**** INPUT MATERIAL ****
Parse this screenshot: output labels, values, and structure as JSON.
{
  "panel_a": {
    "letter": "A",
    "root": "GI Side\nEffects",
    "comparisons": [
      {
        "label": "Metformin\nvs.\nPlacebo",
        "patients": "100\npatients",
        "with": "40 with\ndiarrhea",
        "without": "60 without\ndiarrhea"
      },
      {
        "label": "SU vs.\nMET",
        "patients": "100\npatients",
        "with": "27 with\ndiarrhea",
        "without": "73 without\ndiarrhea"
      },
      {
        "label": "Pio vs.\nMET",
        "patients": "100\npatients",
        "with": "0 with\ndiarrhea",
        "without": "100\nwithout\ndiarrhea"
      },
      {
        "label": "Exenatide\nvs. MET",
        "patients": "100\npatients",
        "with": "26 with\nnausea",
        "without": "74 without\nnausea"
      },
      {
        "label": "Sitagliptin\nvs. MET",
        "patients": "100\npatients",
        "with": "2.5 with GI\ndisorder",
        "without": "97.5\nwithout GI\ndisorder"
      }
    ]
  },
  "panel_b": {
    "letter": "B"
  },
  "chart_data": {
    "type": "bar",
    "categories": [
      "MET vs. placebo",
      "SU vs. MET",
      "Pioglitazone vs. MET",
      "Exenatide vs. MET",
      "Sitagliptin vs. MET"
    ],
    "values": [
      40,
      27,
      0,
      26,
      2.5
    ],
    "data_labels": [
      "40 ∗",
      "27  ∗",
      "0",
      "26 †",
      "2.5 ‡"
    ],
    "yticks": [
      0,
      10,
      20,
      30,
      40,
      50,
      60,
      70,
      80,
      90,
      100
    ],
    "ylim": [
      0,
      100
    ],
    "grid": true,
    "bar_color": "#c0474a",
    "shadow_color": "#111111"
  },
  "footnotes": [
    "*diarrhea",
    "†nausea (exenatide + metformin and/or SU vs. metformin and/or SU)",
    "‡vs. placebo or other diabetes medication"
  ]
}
****
**HOW TO COMPLETE THIS TASK**: Your reply must consist of the entire listing, repeated word for word.

**ANSWER SECTION**:
Parse this screenshot: output labels, values, and structure as JSON.
{
  "panel_a": {
    "letter": "A",
    "root": "GI Side\nEffects",
    "comparisons": [
      {
        "label": "Metformin\nvs.\nPlacebo",
        "patients": "100\npatients",
        "with": "40 with\ndiarrhea",
        "without": "60 without\ndiarrhea"
      },
      {
        "label": "SU vs.\nMET",
        "patients": "100\npatients",
        "with": "27 with\ndiarrhea",
        "without": "73 without\ndiarrhea"
      },
      {
        "label": "Pio vs.\nMET",
        "patients": "100\npatients",
        "with": "0 with\ndiarrhea",
        "without": "100\nwithout\ndiarrhea"
      },
      {
        "label": "Exenatide\nvs. MET",
        "patients": "100\npatients",
        "with": "26 with\nnausea",
        "without": "74 without\nnausea"
      },
      {
        "label": "Sitagliptin\nvs. MET",
        "patients": "100\npatients",
        "with": "2.5 with GI\ndisorder",
        "without": "97.5\nwithout GI\ndisorder"
      }
    ]
  },
  "panel_b": {
    "letter": "B"
  },
  "chart_data": {
    "type": "bar",
    "categories": [
      "MET vs. placebo",
      "SU vs. MET",
      "Pioglitazone vs. MET",
      "Exenatide vs. MET",
      "Sitagliptin vs. MET"
    ],
    "values": [
      40,
      27,
      0,
      26,
      2.5
    ],
    "data_labels": [
      "40 ∗",
      "27  ∗",
      "0",
      "26 †",
      "2.5 ‡"
    ],
    "yticks": [
      0,
      10,
      20,
      30,
      40,
      50,
      60,
      70,
      80,
      90,
      100
    ],
    "ylim": [
      0,
      100
    ],
    "grid": true,
    "bar_color": "#c0474a",
    "shadow_color": "#111111"
  },
  "footnotes": [
    "*diarrhea",
    "†nausea (exenatide + metformin and/or SU vs. metformin and/or SU)",
    "‡vs. placebo or other diabetes medication"
  ]
}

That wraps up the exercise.